Exercise brief = Look through the listing and locate every line containing the word "Moutiers"; copy those lines.

Start of Data extract

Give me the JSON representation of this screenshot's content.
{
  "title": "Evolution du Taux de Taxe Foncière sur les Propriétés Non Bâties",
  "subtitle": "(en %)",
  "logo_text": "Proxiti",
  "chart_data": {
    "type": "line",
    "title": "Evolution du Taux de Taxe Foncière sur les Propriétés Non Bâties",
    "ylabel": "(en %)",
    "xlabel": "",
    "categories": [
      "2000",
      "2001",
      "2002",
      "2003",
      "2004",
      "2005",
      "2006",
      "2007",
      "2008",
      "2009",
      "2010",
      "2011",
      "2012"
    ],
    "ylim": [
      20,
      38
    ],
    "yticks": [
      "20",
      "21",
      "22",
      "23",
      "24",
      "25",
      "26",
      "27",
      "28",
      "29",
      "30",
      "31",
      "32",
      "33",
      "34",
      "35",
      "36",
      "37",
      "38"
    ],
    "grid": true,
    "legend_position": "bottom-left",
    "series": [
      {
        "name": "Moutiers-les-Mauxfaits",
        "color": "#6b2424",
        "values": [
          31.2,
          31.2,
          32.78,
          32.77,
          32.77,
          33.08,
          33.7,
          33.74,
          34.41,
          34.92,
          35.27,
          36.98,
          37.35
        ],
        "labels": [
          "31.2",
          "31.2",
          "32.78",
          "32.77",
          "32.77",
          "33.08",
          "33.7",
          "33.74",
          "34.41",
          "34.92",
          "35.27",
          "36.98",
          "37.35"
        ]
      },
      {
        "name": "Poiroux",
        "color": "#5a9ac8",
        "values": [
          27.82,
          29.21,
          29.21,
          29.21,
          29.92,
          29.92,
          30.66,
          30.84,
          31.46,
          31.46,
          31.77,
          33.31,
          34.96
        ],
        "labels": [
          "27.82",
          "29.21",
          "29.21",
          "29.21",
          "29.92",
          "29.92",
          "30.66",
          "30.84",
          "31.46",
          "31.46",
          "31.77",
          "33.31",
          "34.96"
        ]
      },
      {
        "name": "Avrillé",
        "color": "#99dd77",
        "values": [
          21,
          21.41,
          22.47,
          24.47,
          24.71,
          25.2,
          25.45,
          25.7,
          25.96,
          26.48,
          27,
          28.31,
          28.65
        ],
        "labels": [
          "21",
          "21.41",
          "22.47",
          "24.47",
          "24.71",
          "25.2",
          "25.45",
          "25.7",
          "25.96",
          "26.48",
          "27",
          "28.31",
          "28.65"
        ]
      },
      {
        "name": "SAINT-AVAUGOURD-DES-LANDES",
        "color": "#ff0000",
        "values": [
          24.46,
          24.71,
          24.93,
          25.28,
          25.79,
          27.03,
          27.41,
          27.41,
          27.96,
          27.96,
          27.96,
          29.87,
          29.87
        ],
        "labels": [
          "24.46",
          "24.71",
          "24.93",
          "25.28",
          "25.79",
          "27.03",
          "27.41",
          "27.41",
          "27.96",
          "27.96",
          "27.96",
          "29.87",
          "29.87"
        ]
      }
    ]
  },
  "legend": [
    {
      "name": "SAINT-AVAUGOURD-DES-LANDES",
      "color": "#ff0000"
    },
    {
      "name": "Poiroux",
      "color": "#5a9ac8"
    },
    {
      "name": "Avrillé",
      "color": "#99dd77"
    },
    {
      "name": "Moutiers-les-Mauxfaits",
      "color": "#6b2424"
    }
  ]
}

End of Data extract

Correct result =
        "name": "Moutiers-les-Mauxfaits",
      "name": "Moutiers-les-Mauxfaits",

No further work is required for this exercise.